## [Given problem]
Images are excluded; otherwise, output every record exactly.

## [Material for the task]

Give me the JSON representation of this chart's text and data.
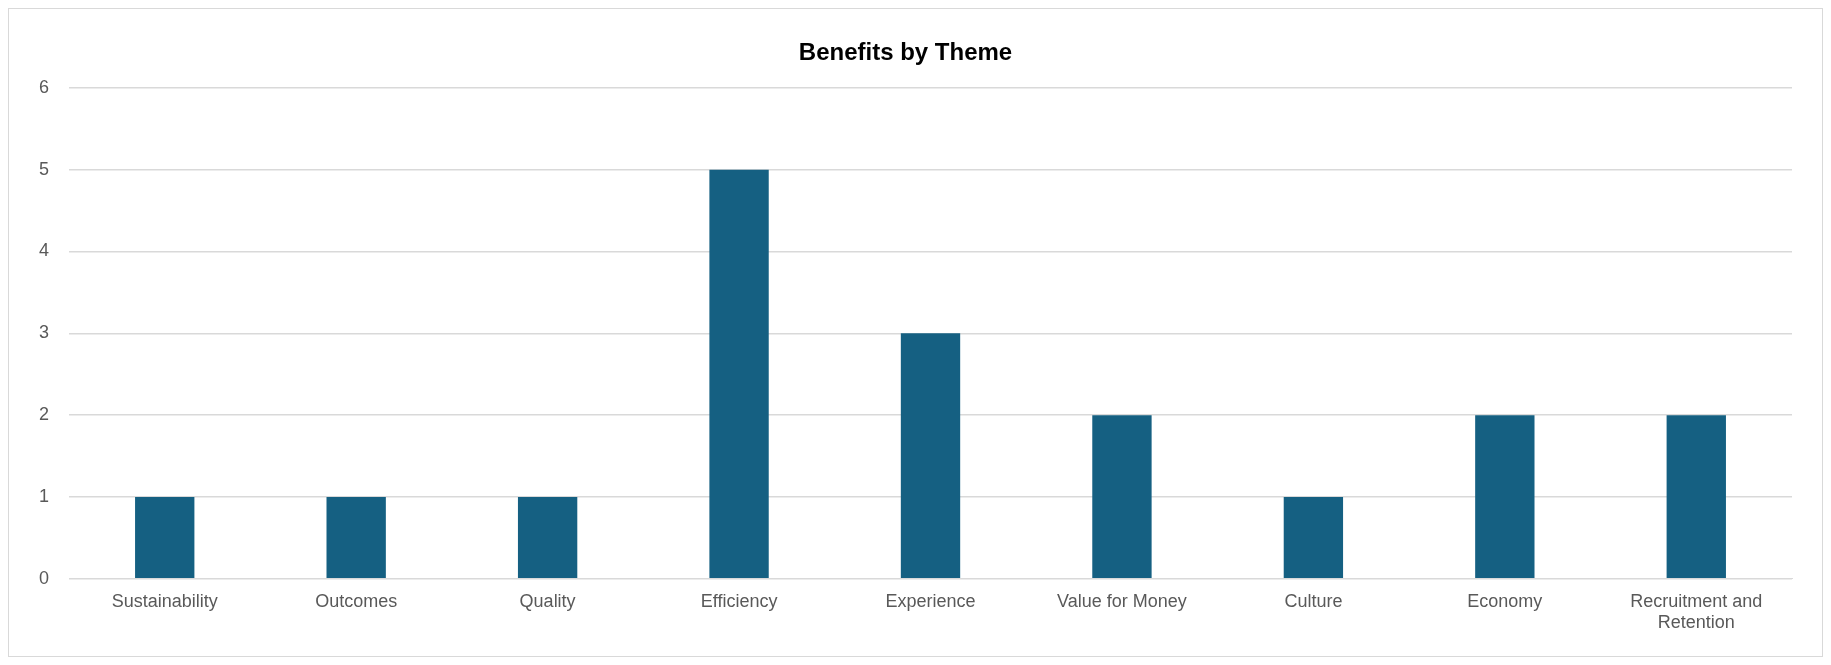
{
  "chart_data": {
    "type": "bar",
    "title": "Benefits by Theme",
    "categories": [
      "Sustainability",
      "Outcomes",
      "Quality",
      "Efficiency",
      "Experience",
      "Value for Money",
      "Culture",
      "Economy",
      "Recruitment and Retention"
    ],
    "values": [
      1,
      1,
      1,
      5,
      3,
      2,
      1,
      2,
      2
    ],
    "color": "#156082",
    "ylim": [
      0,
      6
    ],
    "yticks": [
      0,
      1,
      2,
      3,
      4,
      5,
      6
    ],
    "grid": "y",
    "legend": false
  }
}
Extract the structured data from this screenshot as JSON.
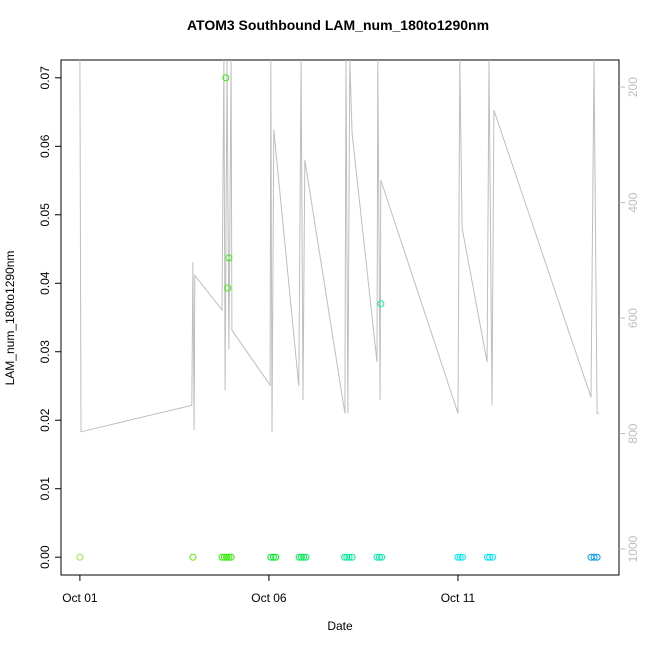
{
  "chart_data": {
    "type": "scatter",
    "title": "ATOM3 Southbound LAM_num_180to1290nm",
    "x_label": "Date",
    "y_label": "LAM_num_180to1290nm",
    "xlim": [
      0.5,
      15.26
    ],
    "xticks": [
      {
        "value": 1,
        "label": "Oct 01"
      },
      {
        "value": 6,
        "label": "Oct 06"
      },
      {
        "value": 11,
        "label": "Oct 11"
      }
    ],
    "ylim": [
      -0.0026,
      0.0726
    ],
    "yticks": [
      {
        "value": 0,
        "label": "0.00"
      },
      {
        "value": 0.01,
        "label": "0.01"
      },
      {
        "value": 0.02,
        "label": "0.02"
      },
      {
        "value": 0.03,
        "label": "0.03"
      },
      {
        "value": 0.04,
        "label": "0.04"
      },
      {
        "value": 0.05,
        "label": "0.05"
      },
      {
        "value": 0.06,
        "label": "0.06"
      },
      {
        "value": 0.07,
        "label": "0.07"
      }
    ],
    "y2lim": [
      1045,
      153
    ],
    "y2ticks": [
      200,
      400,
      600,
      800,
      1000
    ],
    "y2color": "#bebebe",
    "points": {
      "x": [
        1.0,
        3.99,
        4.76,
        4.82,
        4.88,
        4.94,
        5.0,
        4.86,
        4.94,
        4.91,
        6.05,
        6.12,
        6.18,
        6.8,
        6.86,
        6.92,
        6.98,
        8.0,
        8.06,
        8.12,
        8.2,
        8.86,
        8.92,
        8.98,
        8.96,
        11.0,
        11.06,
        11.12,
        11.78,
        11.84,
        11.92,
        14.52,
        14.6,
        14.68
      ],
      "values": [
        0,
        0,
        0,
        0,
        0,
        0,
        0,
        0.07,
        0.0437,
        0.0393,
        0,
        0,
        0,
        0,
        0,
        0,
        0,
        0,
        0,
        0,
        0,
        0,
        0,
        0,
        0.037,
        0,
        0,
        0,
        0,
        0,
        0,
        0,
        0,
        0
      ],
      "colors": [
        "#99e633",
        "#55ee00",
        "#33ee00",
        "#33ee00",
        "#33ee00",
        "#33ee00",
        "#33ee00",
        "#33ee00",
        "#33ee00",
        "#33ee00",
        "#00ee22",
        "#00ee22",
        "#00ee22",
        "#00ee55",
        "#00ee55",
        "#00ee55",
        "#00ee55",
        "#00ee99",
        "#00ee99",
        "#00ee99",
        "#00ee99",
        "#00eeaa",
        "#00eeaa",
        "#00eeaa",
        "#00eeaa",
        "#00eeee",
        "#00eeee",
        "#00eeee",
        "#00e6ff",
        "#00e6ff",
        "#00e6ff",
        "#0099ff",
        "#0099ff",
        "#0099ff"
      ]
    },
    "profile": {
      "axis": "y2",
      "color": "#bebebe",
      "x": [
        1.0,
        1.03,
        3.96,
        3.99,
        4.02,
        4.04,
        4.76,
        4.81,
        4.84,
        4.89,
        4.94,
        5.0,
        5.02,
        6.03,
        6.05,
        6.08,
        6.13,
        6.79,
        6.85,
        6.9,
        6.95,
        8.01,
        8.04,
        8.09,
        8.14,
        8.2,
        8.86,
        8.88,
        8.94,
        8.96,
        11.0,
        11.05,
        11.11,
        11.77,
        11.82,
        11.9,
        11.95,
        14.52,
        14.6,
        14.68,
        14.73
      ],
      "values": [
        153,
        797,
        751,
        503,
        794,
        526,
        586,
        153,
        725,
        153,
        655,
        153,
        621,
        716,
        153,
        797,
        274,
        718,
        153,
        742,
        326,
        765,
        153,
        765,
        153,
        280,
        676,
        153,
        742,
        361,
        765,
        153,
        444,
        676,
        153,
        751,
        240,
        737,
        153,
        765,
        765
      ]
    }
  }
}
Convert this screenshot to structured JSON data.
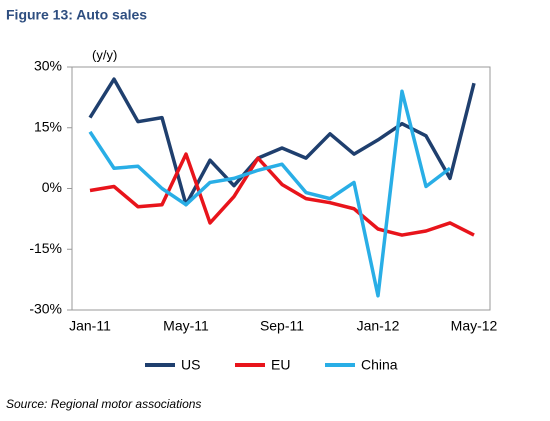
{
  "chart_data": {
    "type": "line",
    "title": "Figure 13: Auto sales",
    "y_label": "(y/y)",
    "source": "Source: Regional motor associations",
    "categories": [
      "Jan-11",
      null,
      null,
      null,
      "May-11",
      null,
      null,
      null,
      "Sep-11",
      null,
      null,
      null,
      "Jan-12",
      null,
      null,
      null,
      "May-12"
    ],
    "series": [
      {
        "name": "US",
        "color": "#1f3f6e",
        "values": [
          17.5,
          27,
          16.5,
          17.5,
          -4,
          7,
          0.7,
          7.5,
          10,
          7.5,
          13.5,
          8.5,
          12,
          16,
          13,
          2.5,
          26
        ]
      },
      {
        "name": "EU",
        "color": "#e8141b",
        "values": [
          -0.5,
          0.5,
          -4.5,
          -4,
          8.5,
          -8.5,
          -2,
          7.5,
          1,
          -2.5,
          -3.5,
          -5,
          -10,
          -11.5,
          -10.5,
          -8.5,
          -11.5
        ]
      },
      {
        "name": "China",
        "color": "#29aee6",
        "values": [
          14,
          5,
          5.5,
          0,
          -4,
          1.5,
          2.5,
          4.5,
          6,
          -1,
          -2.5,
          1.5,
          -26.5,
          24,
          0.5,
          5,
          null
        ]
      }
    ],
    "ylim": [
      -30,
      30
    ],
    "yticks": [
      {
        "value": -30,
        "label": "-30%"
      },
      {
        "value": -15,
        "label": "-15%"
      },
      {
        "value": 0,
        "label": "0%"
      },
      {
        "value": 15,
        "label": "15%"
      },
      {
        "value": 30,
        "label": "30%"
      }
    ]
  }
}
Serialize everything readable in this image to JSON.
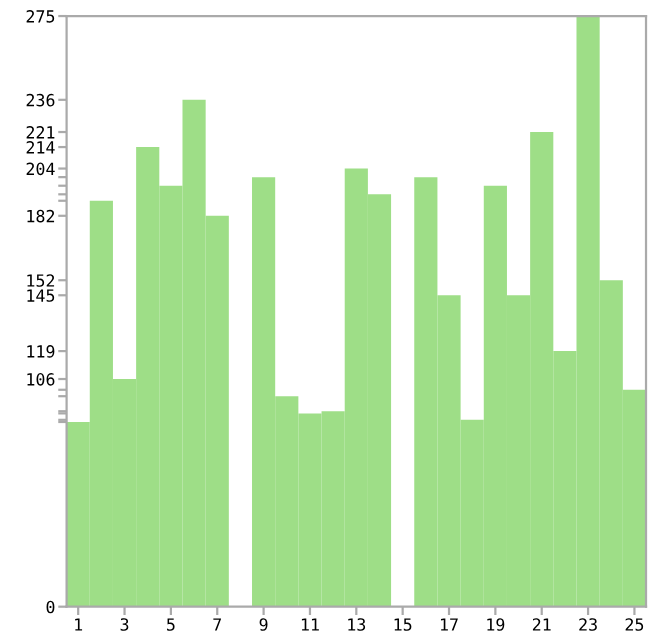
{
  "chart_data": {
    "type": "bar",
    "categories": [
      "1",
      null,
      "3",
      null,
      "5",
      null,
      "7",
      null,
      "9",
      null,
      "11",
      null,
      "13",
      null,
      "15",
      null,
      "17",
      null,
      "19",
      null,
      "21",
      null,
      "23",
      null,
      "25"
    ],
    "values": [
      86,
      189,
      106,
      214,
      196,
      236,
      182,
      0,
      200,
      98,
      90,
      91,
      204,
      192,
      0,
      200,
      145,
      87,
      196,
      145,
      221,
      119,
      275,
      152,
      101
    ],
    "color": "#9ede87",
    "ylim": [
      0,
      275
    ],
    "yticks": [
      0,
      {
        "value": 86,
        "label": null
      },
      {
        "value": 87,
        "label": null
      },
      {
        "value": 90,
        "label": null
      },
      {
        "value": 91,
        "label": null
      },
      {
        "value": 98,
        "label": null
      },
      {
        "value": 101,
        "label": null
      },
      106,
      119,
      145,
      152,
      182,
      {
        "value": 189,
        "label": null
      },
      {
        "value": 192,
        "label": null
      },
      {
        "value": 196,
        "label": null
      },
      {
        "value": 200,
        "label": null
      },
      204,
      214,
      221,
      236,
      275
    ],
    "grid": false
  }
}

## [Task response]
Give me the JSON representation of this chart's text and data.
{
  "chart_data": {
    "type": "bar",
    "title": "Benefits by Theme",
    "categories": [
      "Sustainability",
      "Outcomes",
      "Quality",
      "Efficiency",
      "Experience",
      "Value for Money",
      "Culture",
      "Economy",
      "Recruitment and Retention"
    ],
    "values": [
      1,
      1,
      1,
      5,
      3,
      2,
      1,
      2,
      2
    ],
    "color": "#156082",
    "ylim": [
      0,
      6
    ],
    "yticks": [
      0,
      1,
      2,
      3,
      4,
      5,
      6
    ],
    "grid": "y",
    "legend": false
  }
}
Extract the structured data from this screenshot as JSON.
{
  "chart_data": {
    "type": "scatter",
    "title": "ATOM3 Southbound LAM_num_180to1290nm",
    "x_label": "Date",
    "y_label": "LAM_num_180to1290nm",
    "xlim": [
      0.5,
      15.26
    ],
    "xticks": [
      {
        "value": 1,
        "label": "Oct 01"
      },
      {
        "value": 6,
        "label": "Oct 06"
      },
      {
        "value": 11,
        "label": "Oct 11"
      }
    ],
    "ylim": [
      -0.0026,
      0.0726
    ],
    "yticks": [
      {
        "value": 0,
        "label": "0.00"
      },
      {
        "value": 0.01,
        "label": "0.01"
      },
      {
        "value": 0.02,
        "label": "0.02"
      },
      {
        "value": 0.03,
        "label": "0.03"
      },
      {
        "value": 0.04,
        "label": "0.04"
      },
      {
        "value": 0.05,
        "label": "0.05"
      },
      {
        "value": 0.06,
        "label": "0.06"
      },
      {
        "value": 0.07,
        "label": "0.07"
      }
    ],
    "y2lim": [
      1045,
      153
    ],
    "y2ticks": [
      200,
      400,
      600,
      800,
      1000
    ],
    "y2color": "#bebebe",
    "points": {
      "x": [
        1.0,
        3.99,
        4.76,
        4.82,
        4.88,
        4.94,
        5.0,
        4.86,
        4.94,
        4.91,
        6.05,
        6.12,
        6.18,
        6.8,
        6.86,
        6.92,
        6.98,
        8.0,
        8.06,
        8.12,
        8.2,
        8.86,
        8.92,
        8.98,
        8.96,
        11.0,
        11.06,
        11.12,
        11.78,
        11.84,
        11.92,
        14.52,
        14.6,
        14.68
      ],
      "values": [
        0,
        0,
        0,
        0,
        0,
        0,
        0,
        0.07,
        0.0437,
        0.0393,
        0,
        0,
        0,
        0,
        0,
        0,
        0,
        0,
        0,
        0,
        0,
        0,
        0,
        0,
        0.037,
        0,
        0,
        0,
        0,
        0,
        0,
        0,
        0,
        0
      ],
      "colors": [
        "#99e633",
        "#55ee00",
        "#33ee00",
        "#33ee00",
        "#33ee00",
        "#33ee00",
        "#33ee00",
        "#33ee00",
        "#33ee00",
        "#33ee00",
        "#00ee22",
        "#00ee22",
        "#00ee22",
        "#00ee55",
        "#00ee55",
        "#00ee55",
        "#00ee55",
        "#00ee99",
        "#00ee99",
        "#00ee99",
        "#00ee99",
        "#00eeaa",
        "#00eeaa",
        "#00eeaa",
        "#00eeaa",
        "#00eeee",
        "#00eeee",
        "#00eeee",
        "#00e6ff",
        "#00e6ff",
        "#00e6ff",
        "#0099ff",
        "#0099ff",
        "#0099ff"
      ]
    },
    "profile": {
      "axis": "y2",
      "color": "#bebebe",
      "x": [
        1.0,
        1.03,
        3.96,
        3.99,
        4.02,
        4.04,
        4.76,
        4.81,
        4.84,
        4.89,
        4.94,
        5.0,
        5.02,
        6.03,
        6.05,
        6.08,
        6.13,
        6.79,
        6.85,
        6.9,
        6.95,
        8.01,
        8.04,
        8.09,
        8.14,
        8.2,
        8.86,
        8.88,
        8.94,
        8.96,
        11.0,
        11.05,
        11.11,
        11.77,
        11.82,
        11.9,
        11.95,
        14.52,
        14.6,
        14.68,
        14.73
      ],
      "values": [
        153,
        797,
        751,
        503,
        794,
        526,
        586,
        153,
        725,
        153,
        655,
        153,
        621,
        716,
        153,
        797,
        274,
        718,
        153,
        742,
        326,
        765,
        153,
        765,
        153,
        280,
        676,
        153,
        742,
        361,
        765,
        153,
        444,
        676,
        153,
        751,
        240,
        737,
        153,
        765,
        765
      ]
    }
  }
}
Convert this screenshot to structured JSON data.
{
  "chart_data": {
    "type": "line",
    "title": "Figure 13: Auto sales",
    "y_label": "(y/y)",
    "source": "Source: Regional motor associations",
    "categories": [
      "Jan-11",
      null,
      null,
      null,
      "May-11",
      null,
      null,
      null,
      "Sep-11",
      null,
      null,
      null,
      "Jan-12",
      null,
      null,
      null,
      "May-12"
    ],
    "series": [
      {
        "name": "US",
        "color": "#1f3f6e",
        "values": [
          17.5,
          27,
          16.5,
          17.5,
          -4,
          7,
          0.7,
          7.5,
          10,
          7.5,
          13.5,
          8.5,
          12,
          16,
          13,
          2.5,
          26
        ]
      },
      {
        "name": "EU",
        "color": "#e8141b",
        "values": [
          -0.5,
          0.5,
          -4.5,
          -4,
          8.5,
          -8.5,
          -2,
          7.5,
          1,
          -2.5,
          -3.5,
          -5,
          -10,
          -11.5,
          -10.5,
          -8.5,
          -11.5
        ]
      },
      {
        "name": "China",
        "color": "#29aee6",
        "values": [
          14,
          5,
          5.5,
          0,
          -4,
          1.5,
          2.5,
          4.5,
          6,
          -1,
          -2.5,
          1.5,
          -26.5,
          24,
          0.5,
          5,
          null
        ]
      }
    ],
    "ylim": [
      -30,
      30
    ],
    "yticks": [
      {
        "value": -30,
        "label": "-30%"
      },
      {
        "value": -15,
        "label": "-15%"
      },
      {
        "value": 0,
        "label": "0%"
      },
      {
        "value": 15,
        "label": "15%"
      },
      {
        "value": 30,
        "label": "30%"
      }
    ]
  }
}
Serialize everything readable in this image to JSON.
{
  "chart_data": {
    "type": "bar",
    "categories": [
      "1",
      null,
      "3",
      null,
      "5",
      null,
      "7",
      null,
      "9",
      null,
      "11",
      null,
      "13",
      null,
      "15",
      null,
      "17",
      null,
      "19",
      null,
      "21",
      null,
      "23",
      null,
      "25"
    ],
    "values": [
      86,
      189,
      106,
      214,
      196,
      236,
      182,
      0,
      200,
      98,
      90,
      91,
      204,
      192,
      0,
      200,
      145,
      87,
      196,
      145,
      221,
      119,
      275,
      152,
      101
    ],
    "color": "#9ede87",
    "ylim": [
      0,
      275
    ],
    "yticks": [
      0,
      {
        "value": 86,
        "label": null
      },
      {
        "value": 87,
        "label": null
      },
      {
        "value": 90,
        "label": null
      },
      {
        "value": 91,
        "label": null
      },
      {
        "value": 98,
        "label": null
      },
      {
        "value": 101,
        "label": null
      },
      106,
      119,
      145,
      152,
      182,
      {
        "value": 189,
        "label": null
      },
      {
        "value": 192,
        "label": null
      },
      {
        "value": 196,
        "label": null
      },
      {
        "value": 200,
        "label": null
      },
      204,
      214,
      221,
      236,
      275
    ],
    "grid": false
  }
}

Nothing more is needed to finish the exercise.